→ Problem to solve
Pick out every line holding the string "dưới" and copy it.

→ Data to use
━━━━━━━━━━━━━━━━━━━━━━━━━━━━━━
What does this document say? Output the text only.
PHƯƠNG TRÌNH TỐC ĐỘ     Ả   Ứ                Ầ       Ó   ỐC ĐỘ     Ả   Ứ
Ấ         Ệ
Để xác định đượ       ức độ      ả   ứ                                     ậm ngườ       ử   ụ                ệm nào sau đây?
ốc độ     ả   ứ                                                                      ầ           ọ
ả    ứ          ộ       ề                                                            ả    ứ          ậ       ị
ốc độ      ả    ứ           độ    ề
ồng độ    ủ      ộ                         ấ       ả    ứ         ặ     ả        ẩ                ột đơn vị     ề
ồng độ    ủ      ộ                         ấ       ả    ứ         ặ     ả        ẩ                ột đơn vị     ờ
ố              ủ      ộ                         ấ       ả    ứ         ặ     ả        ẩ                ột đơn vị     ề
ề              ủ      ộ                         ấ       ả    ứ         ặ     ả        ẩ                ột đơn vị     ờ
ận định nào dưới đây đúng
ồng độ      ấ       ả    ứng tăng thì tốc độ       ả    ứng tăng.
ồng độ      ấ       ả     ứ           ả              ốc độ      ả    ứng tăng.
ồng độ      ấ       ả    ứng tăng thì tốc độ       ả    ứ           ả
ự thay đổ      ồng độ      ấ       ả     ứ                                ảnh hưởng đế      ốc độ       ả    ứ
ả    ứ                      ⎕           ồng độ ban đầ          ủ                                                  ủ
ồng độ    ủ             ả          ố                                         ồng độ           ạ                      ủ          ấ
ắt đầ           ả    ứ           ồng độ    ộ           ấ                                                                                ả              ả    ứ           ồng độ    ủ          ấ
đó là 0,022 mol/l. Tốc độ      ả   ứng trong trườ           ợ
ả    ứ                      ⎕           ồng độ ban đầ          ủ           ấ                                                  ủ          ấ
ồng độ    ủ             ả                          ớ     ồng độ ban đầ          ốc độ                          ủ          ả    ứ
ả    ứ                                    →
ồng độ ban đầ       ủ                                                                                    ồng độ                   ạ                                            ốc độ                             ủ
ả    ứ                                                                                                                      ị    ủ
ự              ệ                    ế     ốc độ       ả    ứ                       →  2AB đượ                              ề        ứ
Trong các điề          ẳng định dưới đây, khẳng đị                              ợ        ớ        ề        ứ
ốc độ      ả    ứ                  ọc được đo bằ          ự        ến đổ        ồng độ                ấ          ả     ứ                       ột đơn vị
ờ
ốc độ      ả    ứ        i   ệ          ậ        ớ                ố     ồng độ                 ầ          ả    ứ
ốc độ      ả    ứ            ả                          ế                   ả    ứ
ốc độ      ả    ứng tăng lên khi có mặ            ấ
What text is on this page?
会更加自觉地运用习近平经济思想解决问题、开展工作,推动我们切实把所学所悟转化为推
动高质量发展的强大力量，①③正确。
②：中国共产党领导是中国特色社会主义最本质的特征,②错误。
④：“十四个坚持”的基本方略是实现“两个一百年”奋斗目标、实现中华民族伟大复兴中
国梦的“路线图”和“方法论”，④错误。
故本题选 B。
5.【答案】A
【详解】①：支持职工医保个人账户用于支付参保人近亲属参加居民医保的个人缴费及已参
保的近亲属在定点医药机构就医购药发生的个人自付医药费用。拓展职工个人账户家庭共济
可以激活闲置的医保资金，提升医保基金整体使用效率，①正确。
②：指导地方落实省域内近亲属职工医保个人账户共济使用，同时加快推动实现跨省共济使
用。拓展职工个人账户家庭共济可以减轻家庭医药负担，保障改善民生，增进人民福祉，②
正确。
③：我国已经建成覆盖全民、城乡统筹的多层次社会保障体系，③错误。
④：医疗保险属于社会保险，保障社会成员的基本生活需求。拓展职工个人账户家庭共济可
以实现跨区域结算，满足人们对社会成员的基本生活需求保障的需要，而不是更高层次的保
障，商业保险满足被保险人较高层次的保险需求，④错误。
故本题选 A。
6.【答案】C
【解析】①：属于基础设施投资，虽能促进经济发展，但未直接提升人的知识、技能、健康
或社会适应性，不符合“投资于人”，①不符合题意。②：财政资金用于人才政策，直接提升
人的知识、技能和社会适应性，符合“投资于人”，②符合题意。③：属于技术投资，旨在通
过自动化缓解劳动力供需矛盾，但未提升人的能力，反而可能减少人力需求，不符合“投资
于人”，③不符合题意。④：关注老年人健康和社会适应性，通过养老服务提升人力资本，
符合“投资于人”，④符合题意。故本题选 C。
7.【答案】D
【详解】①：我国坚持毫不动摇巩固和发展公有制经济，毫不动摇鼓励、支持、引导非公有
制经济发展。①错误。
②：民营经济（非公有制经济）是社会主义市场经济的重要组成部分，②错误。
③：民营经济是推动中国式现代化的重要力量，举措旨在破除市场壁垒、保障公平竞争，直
━━━━━━━━━━━━━━━━━━━━━━━━━━━━━━
→ The solution
ận định nào dưới đây đúng
Trong các điề          ẳng định dưới đây, khẳng đị                              ợ        ớ        ề        ứ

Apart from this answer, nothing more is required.